Please copy every line of the listing below word for word, omitting the pictures from your answer.

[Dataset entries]
>>>>

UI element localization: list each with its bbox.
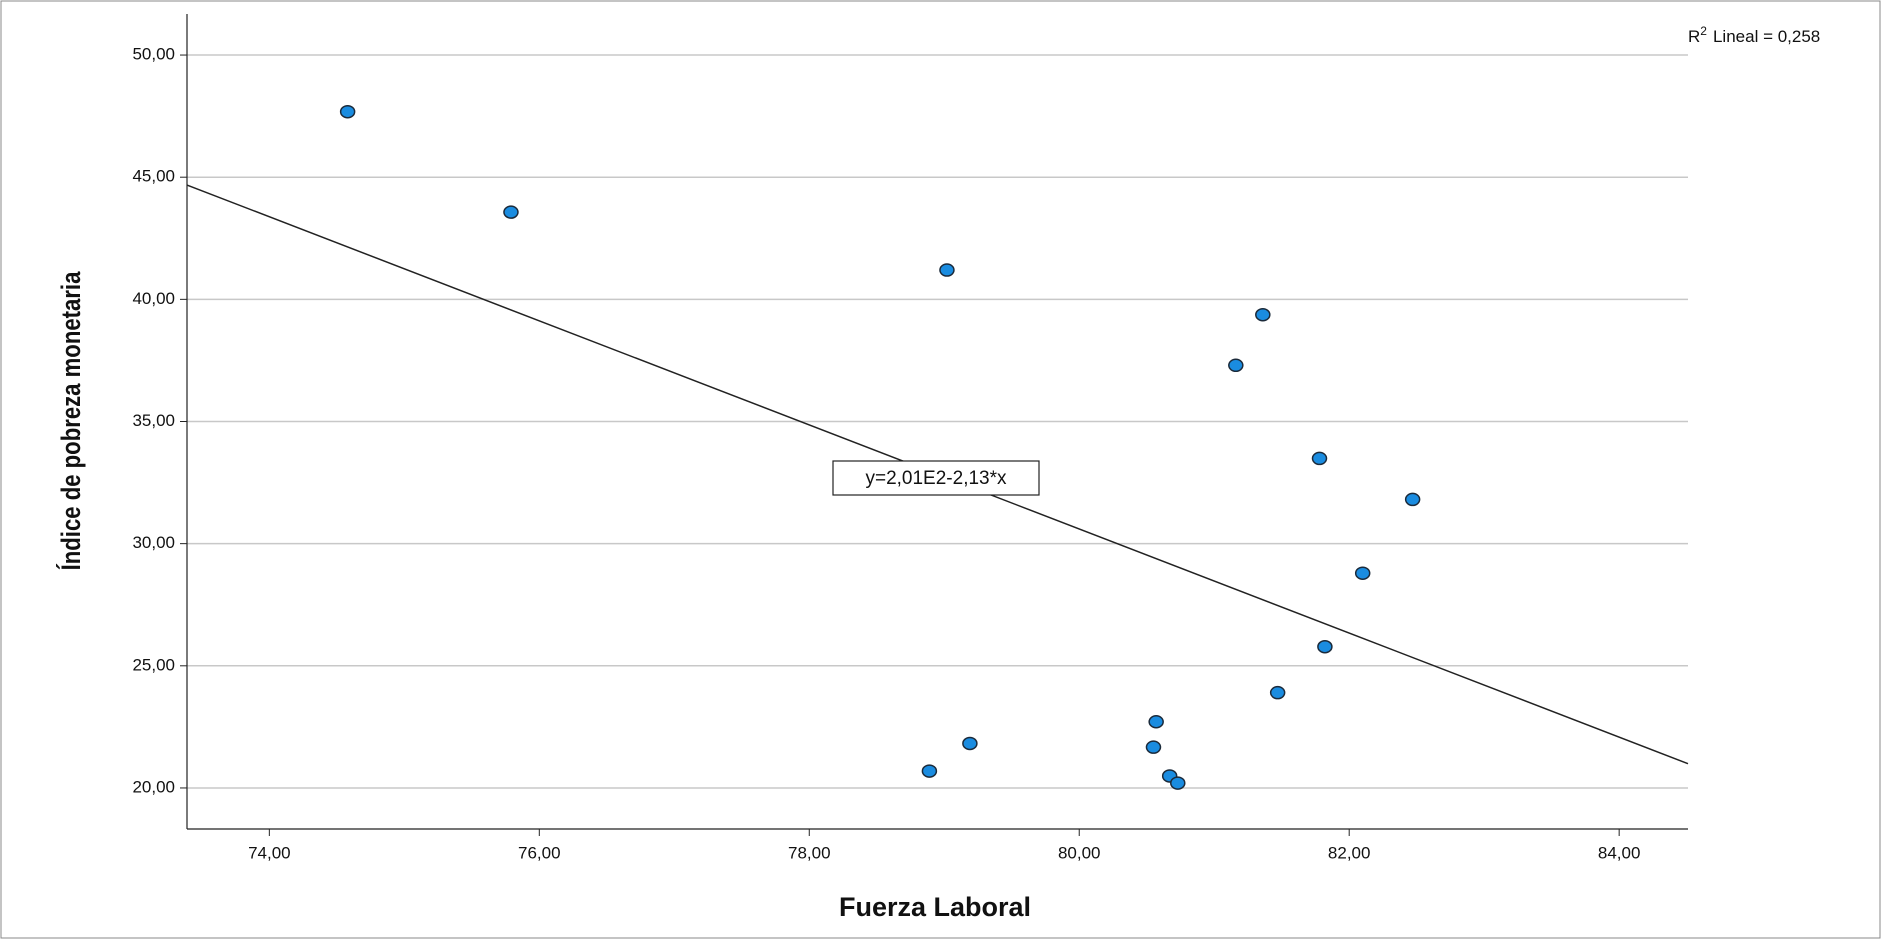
point: [1148, 715, 1164, 729]
point: [962, 736, 978, 751]
point: [1170, 776, 1186, 790]
fit-label-box: [832, 460, 1040, 496]
x-axis-title: Fuerza Laboral: [839, 892, 1031, 922]
y-tick-label: 50,00: [132, 45, 175, 64]
point: [1404, 492, 1421, 507]
x-tick-label: 76,00: [518, 843, 561, 862]
y-tick-label: 45,00: [132, 167, 175, 186]
x-tick-label: 80,00: [1058, 843, 1101, 862]
point: [1354, 566, 1371, 580]
point: [1317, 639, 1333, 654]
fit-label-text: y=2,01E2-2,13*x: [865, 468, 1007, 489]
point: [1255, 307, 1271, 322]
y-tick-label: 40,00: [132, 289, 175, 308]
x-tick-label: 82,00: [1328, 843, 1371, 862]
x-tick-label: 74,00: [248, 843, 291, 862]
x-tick-label: 78,00: [788, 843, 831, 862]
y-tick-label: 20,00: [132, 777, 175, 796]
point: [1228, 358, 1244, 373]
r2-annotation: R2 Lineal = 0,258: [1688, 24, 1820, 46]
r2-text: Lineal = 0,258: [1713, 27, 1820, 46]
point: [339, 104, 356, 119]
y-tick-label: 25,00: [132, 655, 175, 674]
x-tick-label: 84,00: [1598, 843, 1641, 862]
y-tick-label: 35,00: [132, 411, 175, 430]
point: [1145, 740, 1162, 754]
point: [939, 263, 955, 277]
fit-label: y=2,01E2-2,13*x: [832, 460, 1040, 496]
point: [1269, 685, 1286, 700]
point: [1311, 451, 1328, 466]
point: [921, 764, 938, 778]
y-tick-label: 30,00: [132, 533, 175, 552]
point: [503, 205, 519, 219]
r2-symbol: R: [1688, 27, 1700, 46]
y-axis-title: Índice de pobreza monetaria: [56, 271, 87, 570]
r2-superscript: 2: [1700, 24, 1707, 38]
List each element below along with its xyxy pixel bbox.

<<<<

* **The output**:
UI element localization: list each with its bbox.
point: [1148, 715, 1164, 729]
point: [962, 736, 978, 751]
point: [1170, 776, 1186, 790]
fit-label-box: [832, 460, 1040, 496]
x-axis-title: Fuerza Laboral: [839, 892, 1031, 922]
y-tick-label: 50,00: [132, 45, 175, 64]
point: [1404, 492, 1421, 507]
x-tick-label: 76,00: [518, 843, 561, 862]
y-tick-label: 45,00: [132, 167, 175, 186]
x-tick-label: 80,00: [1058, 843, 1101, 862]
point: [1354, 566, 1371, 580]
point: [1317, 639, 1333, 654]
fit-label-text: y=2,01E2-2,13*x: [865, 468, 1007, 489]
point: [1255, 307, 1271, 322]
y-tick-label: 40,00: [132, 289, 175, 308]
x-tick-label: 82,00: [1328, 843, 1371, 862]
x-tick-label: 74,00: [248, 843, 291, 862]
x-tick-label: 78,00: [788, 843, 831, 862]
y-tick-label: 20,00: [132, 777, 175, 796]
point: [1228, 358, 1244, 373]
r2-annotation: R2 Lineal = 0,258: [1688, 24, 1820, 46]
r2-text: Lineal = 0,258: [1713, 27, 1820, 46]
point: [339, 104, 356, 119]
y-tick-label: 25,00: [132, 655, 175, 674]
x-tick-label: 84,00: [1598, 843, 1641, 862]
y-tick-label: 35,00: [132, 411, 175, 430]
point: [1145, 740, 1162, 754]
point: [939, 263, 955, 277]
fit-label: y=2,01E2-2,13*x: [832, 460, 1040, 496]
point: [1269, 685, 1286, 700]
point: [1311, 451, 1328, 466]
point: [921, 764, 938, 778]
y-tick-label: 30,00: [132, 533, 175, 552]
point: [503, 205, 519, 219]
r2-symbol: R: [1688, 27, 1700, 46]
y-axis-title: Índice de pobreza monetaria: [56, 271, 87, 570]
r2-superscript: 2: [1700, 24, 1707, 38]
List each element below along with its xyxy pixel bbox.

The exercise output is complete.